* **TASK DESCRIPTION**
Rewrite the data below with every "external-link-icon" changed to "open-in-new-icon" and nothing else altered.

+++ SOURCE MATERIAL

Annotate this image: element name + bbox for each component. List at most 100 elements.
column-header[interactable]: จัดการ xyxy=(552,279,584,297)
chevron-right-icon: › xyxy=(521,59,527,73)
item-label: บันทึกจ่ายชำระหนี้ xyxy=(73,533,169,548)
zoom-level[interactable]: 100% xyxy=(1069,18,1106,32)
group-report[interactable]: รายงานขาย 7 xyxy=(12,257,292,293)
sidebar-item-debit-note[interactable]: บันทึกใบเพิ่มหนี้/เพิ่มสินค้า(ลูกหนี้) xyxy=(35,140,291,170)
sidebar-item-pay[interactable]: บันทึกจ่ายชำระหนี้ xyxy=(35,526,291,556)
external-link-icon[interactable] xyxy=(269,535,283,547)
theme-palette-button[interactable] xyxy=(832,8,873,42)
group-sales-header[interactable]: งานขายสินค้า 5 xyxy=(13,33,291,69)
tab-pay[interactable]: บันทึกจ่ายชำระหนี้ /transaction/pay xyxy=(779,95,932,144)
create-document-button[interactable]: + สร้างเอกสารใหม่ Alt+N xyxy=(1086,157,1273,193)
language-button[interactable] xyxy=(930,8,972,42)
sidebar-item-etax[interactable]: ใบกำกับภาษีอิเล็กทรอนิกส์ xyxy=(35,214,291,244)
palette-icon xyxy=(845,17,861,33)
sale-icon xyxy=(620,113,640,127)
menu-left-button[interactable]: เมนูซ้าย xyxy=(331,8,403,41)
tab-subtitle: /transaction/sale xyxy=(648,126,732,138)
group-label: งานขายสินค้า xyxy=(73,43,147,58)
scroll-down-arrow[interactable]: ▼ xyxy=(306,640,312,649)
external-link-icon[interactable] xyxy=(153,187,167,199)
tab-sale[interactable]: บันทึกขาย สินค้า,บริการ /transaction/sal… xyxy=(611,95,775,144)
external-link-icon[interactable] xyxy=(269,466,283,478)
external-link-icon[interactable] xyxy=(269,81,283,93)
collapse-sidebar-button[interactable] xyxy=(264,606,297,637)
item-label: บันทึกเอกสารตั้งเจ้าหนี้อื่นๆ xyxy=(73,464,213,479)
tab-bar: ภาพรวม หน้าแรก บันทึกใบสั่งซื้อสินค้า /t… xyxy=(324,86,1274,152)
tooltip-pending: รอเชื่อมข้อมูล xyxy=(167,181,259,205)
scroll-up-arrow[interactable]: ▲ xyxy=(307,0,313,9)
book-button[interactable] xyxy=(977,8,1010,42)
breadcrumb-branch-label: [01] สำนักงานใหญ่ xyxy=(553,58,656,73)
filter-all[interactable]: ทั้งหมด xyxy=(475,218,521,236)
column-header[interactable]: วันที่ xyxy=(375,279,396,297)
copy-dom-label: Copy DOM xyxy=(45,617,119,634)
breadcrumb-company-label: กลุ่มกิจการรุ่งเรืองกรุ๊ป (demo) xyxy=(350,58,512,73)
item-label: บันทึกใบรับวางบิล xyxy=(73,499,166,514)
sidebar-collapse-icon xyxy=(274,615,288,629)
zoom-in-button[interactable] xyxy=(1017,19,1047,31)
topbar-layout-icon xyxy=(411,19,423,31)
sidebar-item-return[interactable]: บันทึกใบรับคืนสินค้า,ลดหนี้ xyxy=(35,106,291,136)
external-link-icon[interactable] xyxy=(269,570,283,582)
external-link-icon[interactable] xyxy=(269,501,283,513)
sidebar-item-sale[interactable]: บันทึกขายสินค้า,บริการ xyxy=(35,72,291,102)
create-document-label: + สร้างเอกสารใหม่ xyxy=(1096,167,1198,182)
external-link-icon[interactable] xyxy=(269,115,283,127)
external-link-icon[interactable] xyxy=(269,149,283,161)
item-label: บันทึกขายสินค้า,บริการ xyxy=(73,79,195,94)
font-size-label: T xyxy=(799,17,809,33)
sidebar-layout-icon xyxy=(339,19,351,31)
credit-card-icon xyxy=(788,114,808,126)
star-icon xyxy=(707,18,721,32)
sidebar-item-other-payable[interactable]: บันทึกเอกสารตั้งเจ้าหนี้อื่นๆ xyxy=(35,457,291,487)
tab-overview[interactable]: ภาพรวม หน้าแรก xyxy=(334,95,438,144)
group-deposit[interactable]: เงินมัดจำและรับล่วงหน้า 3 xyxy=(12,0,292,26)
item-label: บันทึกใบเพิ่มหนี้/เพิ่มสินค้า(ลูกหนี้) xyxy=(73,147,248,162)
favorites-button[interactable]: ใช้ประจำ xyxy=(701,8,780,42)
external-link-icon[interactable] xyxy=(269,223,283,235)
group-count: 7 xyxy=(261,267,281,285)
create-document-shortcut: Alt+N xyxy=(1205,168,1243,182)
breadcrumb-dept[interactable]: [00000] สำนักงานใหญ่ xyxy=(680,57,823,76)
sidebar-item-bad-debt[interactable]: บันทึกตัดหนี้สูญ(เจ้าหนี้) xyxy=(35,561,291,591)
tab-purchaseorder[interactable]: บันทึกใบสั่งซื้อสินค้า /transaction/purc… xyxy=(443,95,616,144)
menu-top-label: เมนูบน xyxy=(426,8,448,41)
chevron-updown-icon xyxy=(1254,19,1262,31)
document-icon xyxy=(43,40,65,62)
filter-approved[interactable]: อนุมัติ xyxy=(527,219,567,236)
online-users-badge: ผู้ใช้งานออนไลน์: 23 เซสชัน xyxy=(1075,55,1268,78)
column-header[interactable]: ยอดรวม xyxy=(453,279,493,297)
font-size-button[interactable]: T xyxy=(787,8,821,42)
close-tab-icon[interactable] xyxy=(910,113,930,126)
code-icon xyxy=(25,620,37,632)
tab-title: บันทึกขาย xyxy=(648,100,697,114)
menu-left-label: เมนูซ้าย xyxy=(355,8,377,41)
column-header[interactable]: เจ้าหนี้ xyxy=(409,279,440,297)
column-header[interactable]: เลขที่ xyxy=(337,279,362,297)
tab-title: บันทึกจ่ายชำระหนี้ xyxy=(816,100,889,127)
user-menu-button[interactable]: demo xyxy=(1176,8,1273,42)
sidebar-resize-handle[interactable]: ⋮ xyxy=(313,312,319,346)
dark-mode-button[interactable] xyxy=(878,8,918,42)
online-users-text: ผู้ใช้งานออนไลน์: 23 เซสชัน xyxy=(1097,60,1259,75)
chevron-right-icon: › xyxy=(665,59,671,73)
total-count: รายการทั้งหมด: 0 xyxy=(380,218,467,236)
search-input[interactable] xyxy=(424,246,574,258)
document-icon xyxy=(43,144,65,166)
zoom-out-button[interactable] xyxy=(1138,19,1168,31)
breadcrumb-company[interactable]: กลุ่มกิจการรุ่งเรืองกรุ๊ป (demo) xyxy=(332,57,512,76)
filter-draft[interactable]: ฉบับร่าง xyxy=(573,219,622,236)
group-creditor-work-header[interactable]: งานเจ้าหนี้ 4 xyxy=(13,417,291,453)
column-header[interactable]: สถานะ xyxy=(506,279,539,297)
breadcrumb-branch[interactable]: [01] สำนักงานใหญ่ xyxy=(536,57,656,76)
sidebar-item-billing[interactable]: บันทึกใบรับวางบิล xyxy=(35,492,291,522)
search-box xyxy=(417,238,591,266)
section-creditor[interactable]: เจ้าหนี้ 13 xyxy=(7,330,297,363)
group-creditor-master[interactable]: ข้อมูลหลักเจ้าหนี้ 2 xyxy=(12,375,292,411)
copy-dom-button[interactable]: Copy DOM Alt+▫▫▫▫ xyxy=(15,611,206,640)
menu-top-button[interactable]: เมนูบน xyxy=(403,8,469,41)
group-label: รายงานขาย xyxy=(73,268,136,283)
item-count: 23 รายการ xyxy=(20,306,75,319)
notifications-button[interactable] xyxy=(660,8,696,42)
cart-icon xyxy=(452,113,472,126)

++++++

* **THE RESPONSE**
Annotate this image: element name + bbox for each component. List at most 100 elements.
column-header[interactable]: จัดการ xyxy=(552,279,584,297)
chevron-right-icon: › xyxy=(521,59,527,73)
item-label: บันทึกจ่ายชำระหนี้ xyxy=(73,533,169,548)
zoom-level[interactable]: 100% xyxy=(1069,18,1106,32)
group-report[interactable]: รายงานขาย 7 xyxy=(12,257,292,293)
sidebar-item-debit-note[interactable]: บันทึกใบเพิ่มหนี้/เพิ่มสินค้า(ลูกหนี้) xyxy=(35,140,291,170)
sidebar-item-pay[interactable]: บันทึกจ่ายชำระหนี้ xyxy=(35,526,291,556)
open-in-new-icon[interactable] xyxy=(269,535,283,547)
theme-palette-button[interactable] xyxy=(832,8,873,42)
group-sales-header[interactable]: งานขายสินค้า 5 xyxy=(13,33,291,69)
tab-pay[interactable]: บันทึกจ่ายชำระหนี้ /transaction/pay xyxy=(779,95,932,144)
create-document-button[interactable]: + สร้างเอกสารใหม่ Alt+N xyxy=(1086,157,1273,193)
language-button[interactable] xyxy=(930,8,972,42)
sidebar-item-etax[interactable]: ใบกำกับภาษีอิเล็กทรอนิกส์ xyxy=(35,214,291,244)
palette-icon xyxy=(845,17,861,33)
sale-icon xyxy=(620,113,640,127)
menu-left-button[interactable]: เมนูซ้าย xyxy=(331,8,403,41)
tab-subtitle: /transaction/sale xyxy=(648,126,732,138)
group-label: งานขายสินค้า xyxy=(73,43,147,58)
scroll-down-arrow[interactable]: ▼ xyxy=(306,640,312,649)
open-in-new-icon[interactable] xyxy=(153,187,167,199)
tab-sale[interactable]: บันทึกขาย สินค้า,บริการ /transaction/sal… xyxy=(611,95,775,144)
open-in-new-icon[interactable] xyxy=(269,466,283,478)
open-in-new-icon[interactable] xyxy=(269,81,283,93)
collapse-sidebar-button[interactable] xyxy=(264,606,297,637)
item-label: บันทึกเอกสารตั้งเจ้าหนี้อื่นๆ xyxy=(73,464,213,479)
tab-bar: ภาพรวม หน้าแรก บันทึกใบสั่งซื้อสินค้า /t… xyxy=(324,86,1274,152)
tooltip-pending: รอเชื่อมข้อมูล xyxy=(167,181,259,205)
scroll-up-arrow[interactable]: ▲ xyxy=(307,0,313,9)
book-button[interactable] xyxy=(977,8,1010,42)
breadcrumb-branch-label: [01] สำนักงานใหญ่ xyxy=(553,58,656,73)
filter-all[interactable]: ทั้งหมด xyxy=(475,218,521,236)
column-header[interactable]: วันที่ xyxy=(375,279,396,297)
copy-dom-label: Copy DOM xyxy=(45,617,119,634)
breadcrumb-company-label: กลุ่มกิจการรุ่งเรืองกรุ๊ป (demo) xyxy=(350,58,512,73)
item-label: บันทึกใบรับวางบิล xyxy=(73,499,166,514)
sidebar-collapse-icon xyxy=(274,615,288,629)
zoom-in-button[interactable] xyxy=(1017,19,1047,31)
topbar-layout-icon xyxy=(411,19,423,31)
sidebar-item-return[interactable]: บันทึกใบรับคืนสินค้า,ลดหนี้ xyxy=(35,106,291,136)
open-in-new-icon[interactable] xyxy=(269,570,283,582)
open-in-new-icon[interactable] xyxy=(269,501,283,513)
sidebar-item-sale[interactable]: บันทึกขายสินค้า,บริการ xyxy=(35,72,291,102)
create-document-label: + สร้างเอกสารใหม่ xyxy=(1096,167,1198,182)
open-in-new-icon[interactable] xyxy=(269,115,283,127)
open-in-new-icon[interactable] xyxy=(269,149,283,161)
item-label: บันทึกขายสินค้า,บริการ xyxy=(73,79,195,94)
font-size-label: T xyxy=(799,17,809,33)
sidebar-layout-icon xyxy=(339,19,351,31)
credit-card-icon xyxy=(788,114,808,126)
star-icon xyxy=(707,18,721,32)
sidebar-item-other-payable[interactable]: บันทึกเอกสารตั้งเจ้าหนี้อื่นๆ xyxy=(35,457,291,487)
tab-overview[interactable]: ภาพรวม หน้าแรก xyxy=(334,95,438,144)
group-deposit[interactable]: เงินมัดจำและรับล่วงหน้า 3 xyxy=(12,0,292,26)
item-label: บันทึกใบเพิ่มหนี้/เพิ่มสินค้า(ลูกหนี้) xyxy=(73,147,248,162)
favorites-button[interactable]: ใช้ประจำ xyxy=(701,8,780,42)
open-in-new-icon[interactable] xyxy=(269,223,283,235)
group-count: 7 xyxy=(261,267,281,285)
create-document-shortcut: Alt+N xyxy=(1205,168,1243,182)
breadcrumb-dept[interactable]: [00000] สำนักงานใหญ่ xyxy=(680,57,823,76)
sidebar-item-bad-debt[interactable]: บันทึกตัดหนี้สูญ(เจ้าหนี้) xyxy=(35,561,291,591)
tab-purchaseorder[interactable]: บันทึกใบสั่งซื้อสินค้า /transaction/purc… xyxy=(443,95,616,144)
menu-top-label: เมนูบน xyxy=(426,8,448,41)
chevron-updown-icon xyxy=(1254,19,1262,31)
document-icon xyxy=(43,40,65,62)
filter-approved[interactable]: อนุมัติ xyxy=(527,219,567,236)
online-users-badge: ผู้ใช้งานออนไลน์: 23 เซสชัน xyxy=(1075,55,1268,78)
column-header[interactable]: ยอดรวม xyxy=(453,279,493,297)
font-size-button[interactable]: T xyxy=(787,8,821,42)
close-tab-icon[interactable] xyxy=(910,113,930,126)
code-icon xyxy=(25,620,37,632)
tab-title: บันทึกขาย xyxy=(648,100,697,114)
menu-left-label: เมนูซ้าย xyxy=(355,8,377,41)
column-header[interactable]: เจ้าหนี้ xyxy=(409,279,440,297)
column-header[interactable]: เลขที่ xyxy=(337,279,362,297)
tab-title: บันทึกจ่ายชำระหนี้ xyxy=(816,100,889,127)
user-menu-button[interactable]: demo xyxy=(1176,8,1273,42)
sidebar-resize-handle[interactable]: ⋮ xyxy=(313,312,319,346)
dark-mode-button[interactable] xyxy=(878,8,918,42)
online-users-text: ผู้ใช้งานออนไลน์: 23 เซสชัน xyxy=(1097,60,1259,75)
chevron-right-icon: › xyxy=(665,59,671,73)
total-count: รายการทั้งหมด: 0 xyxy=(380,218,467,236)
search-input[interactable] xyxy=(424,246,574,258)
document-icon xyxy=(43,144,65,166)
zoom-out-button[interactable] xyxy=(1138,19,1168,31)
breadcrumb-company[interactable]: กลุ่มกิจการรุ่งเรืองกรุ๊ป (demo) xyxy=(332,57,512,76)
filter-draft[interactable]: ฉบับร่าง xyxy=(573,219,622,236)
group-creditor-work-header[interactable]: งานเจ้าหนี้ 4 xyxy=(13,417,291,453)
column-header[interactable]: สถานะ xyxy=(506,279,539,297)
breadcrumb-branch[interactable]: [01] สำนักงานใหญ่ xyxy=(536,57,656,76)
sidebar-item-billing[interactable]: บันทึกใบรับวางบิล xyxy=(35,492,291,522)
search-box xyxy=(417,238,591,266)
section-creditor[interactable]: เจ้าหนี้ 13 xyxy=(7,330,297,363)
group-creditor-master[interactable]: ข้อมูลหลักเจ้าหนี้ 2 xyxy=(12,375,292,411)
copy-dom-button[interactable]: Copy DOM Alt+▫▫▫▫ xyxy=(15,611,206,640)
menu-top-button[interactable]: เมนูบน xyxy=(403,8,469,41)
group-label: รายงานขาย xyxy=(73,268,136,283)
item-count: 23 รายการ xyxy=(20,306,75,319)
notifications-button[interactable] xyxy=(660,8,696,42)
cart-icon xyxy=(452,113,472,126)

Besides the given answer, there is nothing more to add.